◆ EXERCISE ◆
Transcribe the lines below verbatim, skipping the images.

◆ DATASET EXCERPTS ◆
※
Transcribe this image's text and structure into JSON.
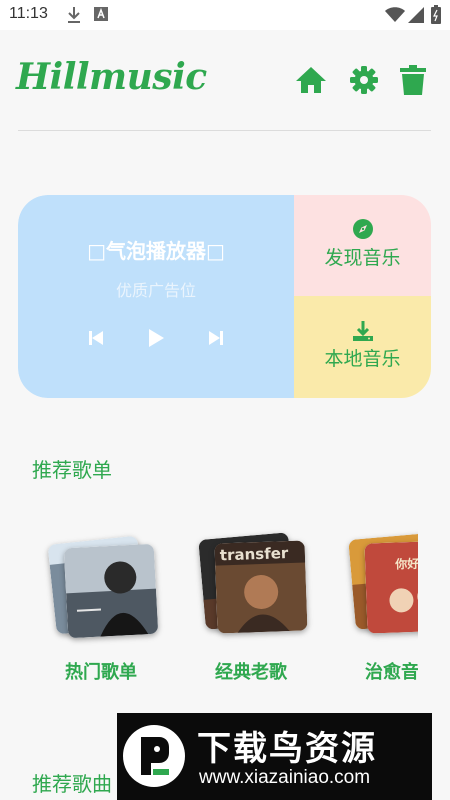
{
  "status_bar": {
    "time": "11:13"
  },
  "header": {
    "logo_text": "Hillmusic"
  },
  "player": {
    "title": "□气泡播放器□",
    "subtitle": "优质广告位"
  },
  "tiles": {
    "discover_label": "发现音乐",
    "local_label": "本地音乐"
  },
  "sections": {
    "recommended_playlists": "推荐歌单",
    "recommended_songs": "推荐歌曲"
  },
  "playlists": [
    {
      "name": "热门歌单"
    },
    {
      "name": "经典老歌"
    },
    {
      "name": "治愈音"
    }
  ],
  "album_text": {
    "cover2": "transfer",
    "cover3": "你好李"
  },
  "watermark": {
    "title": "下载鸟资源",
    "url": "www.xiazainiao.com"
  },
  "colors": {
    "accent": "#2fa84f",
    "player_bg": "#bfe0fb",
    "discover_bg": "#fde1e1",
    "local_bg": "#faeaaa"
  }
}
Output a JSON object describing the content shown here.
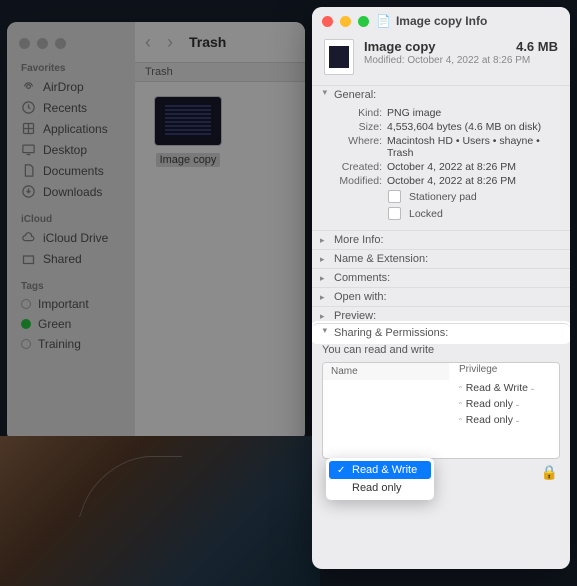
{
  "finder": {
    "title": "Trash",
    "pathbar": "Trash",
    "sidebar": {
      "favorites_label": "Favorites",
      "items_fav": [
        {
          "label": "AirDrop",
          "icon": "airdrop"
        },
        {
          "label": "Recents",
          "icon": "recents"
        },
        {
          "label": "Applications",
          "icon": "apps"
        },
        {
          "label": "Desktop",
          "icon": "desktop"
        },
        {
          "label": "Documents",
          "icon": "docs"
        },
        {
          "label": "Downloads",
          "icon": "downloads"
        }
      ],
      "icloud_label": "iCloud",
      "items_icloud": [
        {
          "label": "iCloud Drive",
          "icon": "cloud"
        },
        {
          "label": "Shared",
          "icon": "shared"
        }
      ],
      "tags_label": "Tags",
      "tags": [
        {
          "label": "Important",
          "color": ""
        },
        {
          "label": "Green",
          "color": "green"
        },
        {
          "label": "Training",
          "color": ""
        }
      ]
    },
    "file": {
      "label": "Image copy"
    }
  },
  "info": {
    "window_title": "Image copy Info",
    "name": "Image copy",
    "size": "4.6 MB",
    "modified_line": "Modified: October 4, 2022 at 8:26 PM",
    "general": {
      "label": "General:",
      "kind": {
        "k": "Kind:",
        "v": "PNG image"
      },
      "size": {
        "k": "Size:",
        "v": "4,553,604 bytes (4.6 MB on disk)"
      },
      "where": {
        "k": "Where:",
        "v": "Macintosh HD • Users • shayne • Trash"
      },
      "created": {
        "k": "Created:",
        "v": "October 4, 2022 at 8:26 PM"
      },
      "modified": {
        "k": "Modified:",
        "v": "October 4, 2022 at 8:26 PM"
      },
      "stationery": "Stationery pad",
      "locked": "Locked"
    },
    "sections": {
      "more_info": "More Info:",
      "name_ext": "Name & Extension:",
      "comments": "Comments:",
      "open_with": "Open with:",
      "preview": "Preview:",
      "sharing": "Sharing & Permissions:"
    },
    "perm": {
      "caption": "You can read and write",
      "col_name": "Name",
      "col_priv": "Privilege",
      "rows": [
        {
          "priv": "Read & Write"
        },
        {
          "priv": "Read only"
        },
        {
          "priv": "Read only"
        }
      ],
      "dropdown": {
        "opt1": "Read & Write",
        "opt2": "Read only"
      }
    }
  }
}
※
◆ SOLUTION FOR THIS PROBLEM ◆
Transcribe this image's text and structure into JSON.
{
  "status_bar": {
    "time": "11:13"
  },
  "header": {
    "logo_text": "Hillmusic"
  },
  "player": {
    "title": "□气泡播放器□",
    "subtitle": "优质广告位"
  },
  "tiles": {
    "discover_label": "发现音乐",
    "local_label": "本地音乐"
  },
  "sections": {
    "recommended_playlists": "推荐歌单",
    "recommended_songs": "推荐歌曲"
  },
  "playlists": [
    {
      "name": "热门歌单"
    },
    {
      "name": "经典老歌"
    },
    {
      "name": "治愈音"
    }
  ],
  "album_text": {
    "cover2": "transfer",
    "cover3": "你好李"
  },
  "watermark": {
    "title": "下载鸟资源",
    "url": "www.xiazainiao.com"
  },
  "colors": {
    "accent": "#2fa84f",
    "player_bg": "#bfe0fb",
    "discover_bg": "#fde1e1",
    "local_bg": "#faeaaa"
  }
}
Output a JSON object describing the content shown here.
{
  "finder": {
    "title": "Trash",
    "pathbar": "Trash",
    "sidebar": {
      "favorites_label": "Favorites",
      "items_fav": [
        {
          "label": "AirDrop",
          "icon": "airdrop"
        },
        {
          "label": "Recents",
          "icon": "recents"
        },
        {
          "label": "Applications",
          "icon": "apps"
        },
        {
          "label": "Desktop",
          "icon": "desktop"
        },
        {
          "label": "Documents",
          "icon": "docs"
        },
        {
          "label": "Downloads",
          "icon": "downloads"
        }
      ],
      "icloud_label": "iCloud",
      "items_icloud": [
        {
          "label": "iCloud Drive",
          "icon": "cloud"
        },
        {
          "label": "Shared",
          "icon": "shared"
        }
      ],
      "tags_label": "Tags",
      "tags": [
        {
          "label": "Important",
          "color": ""
        },
        {
          "label": "Green",
          "color": "green"
        },
        {
          "label": "Training",
          "color": ""
        }
      ]
    },
    "file": {
      "label": "Image copy"
    }
  },
  "info": {
    "window_title": "Image copy Info",
    "name": "Image copy",
    "size": "4.6 MB",
    "modified_line": "Modified: October 4, 2022 at 8:26 PM",
    "general": {
      "label": "General:",
      "kind": {
        "k": "Kind:",
        "v": "PNG image"
      },
      "size": {
        "k": "Size:",
        "v": "4,553,604 bytes (4.6 MB on disk)"
      },
      "where": {
        "k": "Where:",
        "v": "Macintosh HD • Users • shayne • Trash"
      },
      "created": {
        "k": "Created:",
        "v": "October 4, 2022 at 8:26 PM"
      },
      "modified": {
        "k": "Modified:",
        "v": "October 4, 2022 at 8:26 PM"
      },
      "stationery": "Stationery pad",
      "locked": "Locked"
    },
    "sections": {
      "more_info": "More Info:",
      "name_ext": "Name & Extension:",
      "comments": "Comments:",
      "open_with": "Open with:",
      "preview": "Preview:",
      "sharing": "Sharing & Permissions:"
    },
    "perm": {
      "caption": "You can read and write",
      "col_name": "Name",
      "col_priv": "Privilege",
      "rows": [
        {
          "priv": "Read & Write"
        },
        {
          "priv": "Read only"
        },
        {
          "priv": "Read only"
        }
      ],
      "dropdown": {
        "opt1": "Read & Write",
        "opt2": "Read only"
      }
    }
  }
}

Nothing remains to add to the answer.